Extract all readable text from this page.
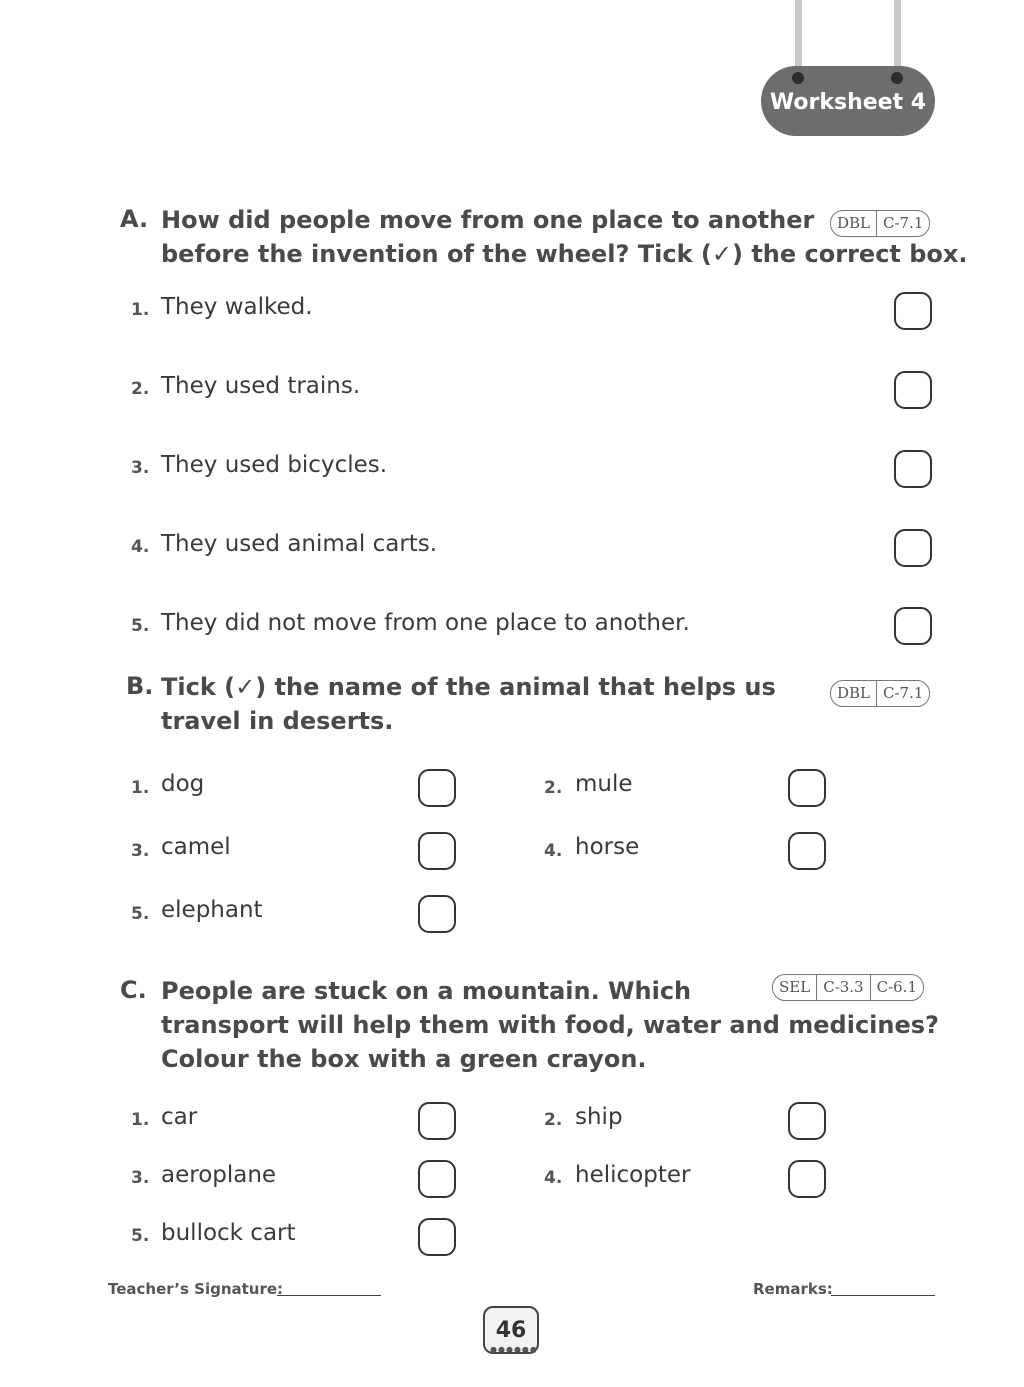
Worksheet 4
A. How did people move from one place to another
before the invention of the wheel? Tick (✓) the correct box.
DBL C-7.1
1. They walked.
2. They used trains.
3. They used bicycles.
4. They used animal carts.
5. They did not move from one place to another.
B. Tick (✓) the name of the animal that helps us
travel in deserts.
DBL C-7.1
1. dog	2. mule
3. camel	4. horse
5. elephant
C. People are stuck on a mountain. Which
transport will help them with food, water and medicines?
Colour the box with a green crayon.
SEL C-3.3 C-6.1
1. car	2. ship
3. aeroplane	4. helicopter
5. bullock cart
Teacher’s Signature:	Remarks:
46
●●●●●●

*Direction*: Reproduce each line of the records exactly, and omit every picture.

*Written solution*:
Extract all readable text from this page.
Worksheet 4
A. How did people move from one place to another
before the invention of the wheel? Tick (✓) the correct box.
DBL C-7.1
1. They walked.
2. They used trains.
3. They used bicycles.
4. They used animal carts.
5. They did not move from one place to another.
B. Tick (✓) the name of the animal that helps us
travel in deserts.
DBL C-7.1
1. dog	2. mule
3. camel	4. horse
5. elephant
C. People are stuck on a mountain. Which
transport will help them with food, water and medicines?
Colour the box with a green crayon.
SEL C-3.3 C-6.1
1. car	2. ship
3. aeroplane	4. helicopter
5. bullock cart
Teacher’s Signature:	Remarks:
46
●●●●●●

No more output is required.